→ **Listings of boxed layout items**:
'''

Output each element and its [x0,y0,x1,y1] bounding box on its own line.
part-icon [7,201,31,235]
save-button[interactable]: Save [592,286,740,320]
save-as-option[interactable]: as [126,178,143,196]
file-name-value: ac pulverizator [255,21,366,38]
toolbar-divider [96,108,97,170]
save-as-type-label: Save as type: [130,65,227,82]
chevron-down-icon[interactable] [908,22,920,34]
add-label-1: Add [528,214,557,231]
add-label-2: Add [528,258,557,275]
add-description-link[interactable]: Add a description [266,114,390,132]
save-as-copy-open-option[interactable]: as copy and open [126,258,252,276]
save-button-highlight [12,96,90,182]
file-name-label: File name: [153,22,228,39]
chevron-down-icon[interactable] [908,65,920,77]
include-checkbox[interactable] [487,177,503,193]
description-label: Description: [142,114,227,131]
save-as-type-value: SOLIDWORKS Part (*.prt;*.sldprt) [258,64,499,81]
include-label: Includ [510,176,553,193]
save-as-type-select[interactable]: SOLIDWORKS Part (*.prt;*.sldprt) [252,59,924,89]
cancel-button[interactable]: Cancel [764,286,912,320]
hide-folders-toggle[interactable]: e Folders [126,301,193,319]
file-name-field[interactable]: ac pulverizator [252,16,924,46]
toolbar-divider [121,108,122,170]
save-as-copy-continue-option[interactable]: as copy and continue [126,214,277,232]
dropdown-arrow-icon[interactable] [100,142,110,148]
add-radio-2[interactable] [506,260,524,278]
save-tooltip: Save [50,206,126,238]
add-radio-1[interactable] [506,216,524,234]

'''

→ **What needs to be done**: Reproduce every line of the data above verbatim, without any alteration.

→ **Written reply**:
Output each element and its [x0,y0,x1,y1] bounding box on its own line.
part-icon [7,201,31,235]
save-button[interactable]: Save [592,286,740,320]
save-as-option[interactable]: as [126,178,143,196]
file-name-value: ac pulverizator [255,21,366,38]
toolbar-divider [96,108,97,170]
save-as-type-label: Save as type: [130,65,227,82]
chevron-down-icon[interactable] [908,22,920,34]
add-label-1: Add [528,214,557,231]
add-label-2: Add [528,258,557,275]
add-description-link[interactable]: Add a description [266,114,390,132]
save-as-copy-open-option[interactable]: as copy and open [126,258,252,276]
save-button-highlight [12,96,90,182]
file-name-label: File name: [153,22,228,39]
chevron-down-icon[interactable] [908,65,920,77]
include-checkbox[interactable] [487,177,503,193]
description-label: Description: [142,114,227,131]
save-as-type-value: SOLIDWORKS Part (*.prt;*.sldprt) [258,64,499,81]
include-label: Includ [510,176,553,193]
save-as-type-select[interactable]: SOLIDWORKS Part (*.prt;*.sldprt) [252,59,924,89]
cancel-button[interactable]: Cancel [764,286,912,320]
hide-folders-toggle[interactable]: e Folders [126,301,193,319]
file-name-field[interactable]: ac pulverizator [252,16,924,46]
toolbar-divider [121,108,122,170]
save-as-copy-continue-option[interactable]: as copy and continue [126,214,277,232]
dropdown-arrow-icon[interactable] [100,142,110,148]
add-radio-2[interactable] [506,260,524,278]
save-tooltip: Save [50,206,126,238]
add-radio-1[interactable] [506,216,524,234]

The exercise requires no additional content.